## Short exercise
All entries below are to be set down again, identical to the source.

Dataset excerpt
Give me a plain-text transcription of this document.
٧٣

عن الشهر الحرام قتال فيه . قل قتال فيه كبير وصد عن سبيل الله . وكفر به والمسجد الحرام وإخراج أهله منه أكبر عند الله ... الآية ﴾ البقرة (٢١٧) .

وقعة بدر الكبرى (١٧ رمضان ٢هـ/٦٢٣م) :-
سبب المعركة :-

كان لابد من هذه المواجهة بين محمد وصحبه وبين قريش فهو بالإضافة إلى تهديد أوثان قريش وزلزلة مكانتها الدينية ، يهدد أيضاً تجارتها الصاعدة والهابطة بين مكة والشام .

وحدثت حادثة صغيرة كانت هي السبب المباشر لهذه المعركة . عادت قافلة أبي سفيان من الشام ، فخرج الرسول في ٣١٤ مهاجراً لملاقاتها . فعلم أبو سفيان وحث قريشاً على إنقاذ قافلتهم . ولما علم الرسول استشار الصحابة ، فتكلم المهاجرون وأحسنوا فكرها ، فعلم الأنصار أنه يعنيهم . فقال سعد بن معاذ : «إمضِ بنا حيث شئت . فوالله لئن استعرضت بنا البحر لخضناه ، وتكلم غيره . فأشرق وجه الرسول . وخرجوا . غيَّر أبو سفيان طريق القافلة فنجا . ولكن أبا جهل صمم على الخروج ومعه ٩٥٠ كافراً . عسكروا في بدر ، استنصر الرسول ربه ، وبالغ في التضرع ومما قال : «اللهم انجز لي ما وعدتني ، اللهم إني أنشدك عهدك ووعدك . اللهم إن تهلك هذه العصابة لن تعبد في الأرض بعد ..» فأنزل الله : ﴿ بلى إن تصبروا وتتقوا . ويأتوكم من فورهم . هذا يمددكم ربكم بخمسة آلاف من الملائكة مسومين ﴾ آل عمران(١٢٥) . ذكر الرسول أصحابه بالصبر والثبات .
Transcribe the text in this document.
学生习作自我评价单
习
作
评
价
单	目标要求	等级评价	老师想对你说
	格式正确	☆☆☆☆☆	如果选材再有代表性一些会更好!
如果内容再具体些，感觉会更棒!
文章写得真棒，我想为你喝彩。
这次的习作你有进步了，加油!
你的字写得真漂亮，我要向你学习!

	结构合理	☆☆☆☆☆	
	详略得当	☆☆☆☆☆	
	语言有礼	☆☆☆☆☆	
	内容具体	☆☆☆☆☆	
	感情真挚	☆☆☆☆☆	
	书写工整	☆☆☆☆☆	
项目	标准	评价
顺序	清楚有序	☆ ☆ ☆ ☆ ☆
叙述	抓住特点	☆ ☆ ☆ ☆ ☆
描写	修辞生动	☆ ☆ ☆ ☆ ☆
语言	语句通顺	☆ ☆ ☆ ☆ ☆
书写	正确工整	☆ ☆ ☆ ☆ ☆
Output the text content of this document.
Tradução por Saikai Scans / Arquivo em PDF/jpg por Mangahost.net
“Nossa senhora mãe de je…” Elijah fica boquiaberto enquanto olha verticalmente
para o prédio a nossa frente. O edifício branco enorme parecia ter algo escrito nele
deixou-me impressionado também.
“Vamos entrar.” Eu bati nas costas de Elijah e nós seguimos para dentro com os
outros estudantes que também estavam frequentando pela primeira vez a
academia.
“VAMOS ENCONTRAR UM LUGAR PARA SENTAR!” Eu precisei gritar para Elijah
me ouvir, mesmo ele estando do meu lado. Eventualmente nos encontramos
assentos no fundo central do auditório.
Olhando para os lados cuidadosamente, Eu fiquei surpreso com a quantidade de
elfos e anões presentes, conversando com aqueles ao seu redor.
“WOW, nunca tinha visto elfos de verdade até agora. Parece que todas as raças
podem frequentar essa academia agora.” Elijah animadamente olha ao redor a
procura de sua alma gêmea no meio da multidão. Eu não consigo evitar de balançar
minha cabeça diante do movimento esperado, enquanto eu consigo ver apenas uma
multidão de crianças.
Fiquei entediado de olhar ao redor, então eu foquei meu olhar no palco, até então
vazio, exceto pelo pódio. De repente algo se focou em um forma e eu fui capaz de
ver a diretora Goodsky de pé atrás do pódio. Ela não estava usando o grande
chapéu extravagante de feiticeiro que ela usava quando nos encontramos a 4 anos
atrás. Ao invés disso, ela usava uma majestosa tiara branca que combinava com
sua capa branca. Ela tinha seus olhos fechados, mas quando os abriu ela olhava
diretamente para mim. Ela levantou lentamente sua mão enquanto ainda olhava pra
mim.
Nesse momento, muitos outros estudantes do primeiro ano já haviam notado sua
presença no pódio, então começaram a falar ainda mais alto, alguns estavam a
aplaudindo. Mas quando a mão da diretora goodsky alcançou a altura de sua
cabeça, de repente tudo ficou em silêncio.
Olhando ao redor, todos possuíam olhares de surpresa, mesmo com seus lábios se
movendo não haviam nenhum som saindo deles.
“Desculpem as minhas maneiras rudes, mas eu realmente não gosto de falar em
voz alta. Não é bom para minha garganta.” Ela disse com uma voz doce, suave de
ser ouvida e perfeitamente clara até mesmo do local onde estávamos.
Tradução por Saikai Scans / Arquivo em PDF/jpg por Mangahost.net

## Task output
Give me a plain-text transcription of this document.
٧٣

عن الشهر الحرام قتال فيه . قل قتال فيه كبير وصد عن سبيل الله . وكفر به والمسجد الحرام وإخراج أهله منه أكبر عند الله ... الآية ﴾ البقرة (٢١٧) .

وقعة بدر الكبرى (١٧ رمضان ٢هـ/٦٢٣م) :-
سبب المعركة :-

كان لابد من هذه المواجهة بين محمد وصحبه وبين قريش فهو بالإضافة إلى تهديد أوثان قريش وزلزلة مكانتها الدينية ، يهدد أيضاً تجارتها الصاعدة والهابطة بين مكة والشام .

وحدثت حادثة صغيرة كانت هي السبب المباشر لهذه المعركة . عادت قافلة أبي سفيان من الشام ، فخرج الرسول في ٣١٤ مهاجراً لملاقاتها . فعلم أبو سفيان وحث قريشاً على إنقاذ قافلتهم . ولما علم الرسول استشار الصحابة ، فتكلم المهاجرون وأحسنوا فكرها ، فعلم الأنصار أنه يعنيهم . فقال سعد بن معاذ : «إمضِ بنا حيث شئت . فوالله لئن استعرضت بنا البحر لخضناه ، وتكلم غيره . فأشرق وجه الرسول . وخرجوا . غيَّر أبو سفيان طريق القافلة فنجا . ولكن أبا جهل صمم على الخروج ومعه ٩٥٠ كافراً . عسكروا في بدر ، استنصر الرسول ربه ، وبالغ في التضرع ومما قال : «اللهم انجز لي ما وعدتني ، اللهم إني أنشدك عهدك ووعدك . اللهم إن تهلك هذه العصابة لن تعبد في الأرض بعد ..» فأنزل الله : ﴿ بلى إن تصبروا وتتقوا . ويأتوكم من فورهم . هذا يمددكم ربكم بخمسة آلاف من الملائكة مسومين ﴾ آل عمران(١٢٥) . ذكر الرسول أصحابه بالصبر والثبات .
Transcribe the text in this document.
学生习作自我评价单
习
作
评
价
单	目标要求	等级评价	老师想对你说
	格式正确	☆☆☆☆☆	如果选材再有代表性一些会更好!
如果内容再具体些，感觉会更棒!
文章写得真棒，我想为你喝彩。
这次的习作你有进步了，加油!
你的字写得真漂亮，我要向你学习!

	结构合理	☆☆☆☆☆	
	详略得当	☆☆☆☆☆	
	语言有礼	☆☆☆☆☆	
	内容具体	☆☆☆☆☆	
	感情真挚	☆☆☆☆☆	
	书写工整	☆☆☆☆☆	
项目	标准	评价
顺序	清楚有序	☆ ☆ ☆ ☆ ☆
叙述	抓住特点	☆ ☆ ☆ ☆ ☆
描写	修辞生动	☆ ☆ ☆ ☆ ☆
语言	语句通顺	☆ ☆ ☆ ☆ ☆
书写	正确工整	☆ ☆ ☆ ☆ ☆
Output the text content of this document.
Tradução por Saikai Scans / Arquivo em PDF/jpg por Mangahost.net
“Nossa senhora mãe de je…” Elijah fica boquiaberto enquanto olha verticalmente
para o prédio a nossa frente. O edifício branco enorme parecia ter algo escrito nele
deixou-me impressionado também.
“Vamos entrar.” Eu bati nas costas de Elijah e nós seguimos para dentro com os
outros estudantes que também estavam frequentando pela primeira vez a
academia.
“VAMOS ENCONTRAR UM LUGAR PARA SENTAR!” Eu precisei gritar para Elijah
me ouvir, mesmo ele estando do meu lado. Eventualmente nos encontramos
assentos no fundo central do auditório.
Olhando para os lados cuidadosamente, Eu fiquei surpreso com a quantidade de
elfos e anões presentes, conversando com aqueles ao seu redor.
“WOW, nunca tinha visto elfos de verdade até agora. Parece que todas as raças
podem frequentar essa academia agora.” Elijah animadamente olha ao redor a
procura de sua alma gêmea no meio da multidão. Eu não consigo evitar de balançar
minha cabeça diante do movimento esperado, enquanto eu consigo ver apenas uma
multidão de crianças.
Fiquei entediado de olhar ao redor, então eu foquei meu olhar no palco, até então
vazio, exceto pelo pódio. De repente algo se focou em um forma e eu fui capaz de
ver a diretora Goodsky de pé atrás do pódio. Ela não estava usando o grande
chapéu extravagante de feiticeiro que ela usava quando nos encontramos a 4 anos
atrás. Ao invés disso, ela usava uma majestosa tiara branca que combinava com
sua capa branca. Ela tinha seus olhos fechados, mas quando os abriu ela olhava
diretamente para mim. Ela levantou lentamente sua mão enquanto ainda olhava pra
mim.
Nesse momento, muitos outros estudantes do primeiro ano já haviam notado sua
presença no pódio, então começaram a falar ainda mais alto, alguns estavam a
aplaudindo. Mas quando a mão da diretora goodsky alcançou a altura de sua
cabeça, de repente tudo ficou em silêncio.
Olhando ao redor, todos possuíam olhares de surpresa, mesmo com seus lábios se
movendo não haviam nenhum som saindo deles.
“Desculpem as minhas maneiras rudes, mas eu realmente não gosto de falar em
voz alta. Não é bom para minha garganta.” Ela disse com uma voz doce, suave de
ser ouvida e perfeitamente clara até mesmo do local onde estávamos.
Tradução por Saikai Scans / Arquivo em PDF/jpg por Mangahost.net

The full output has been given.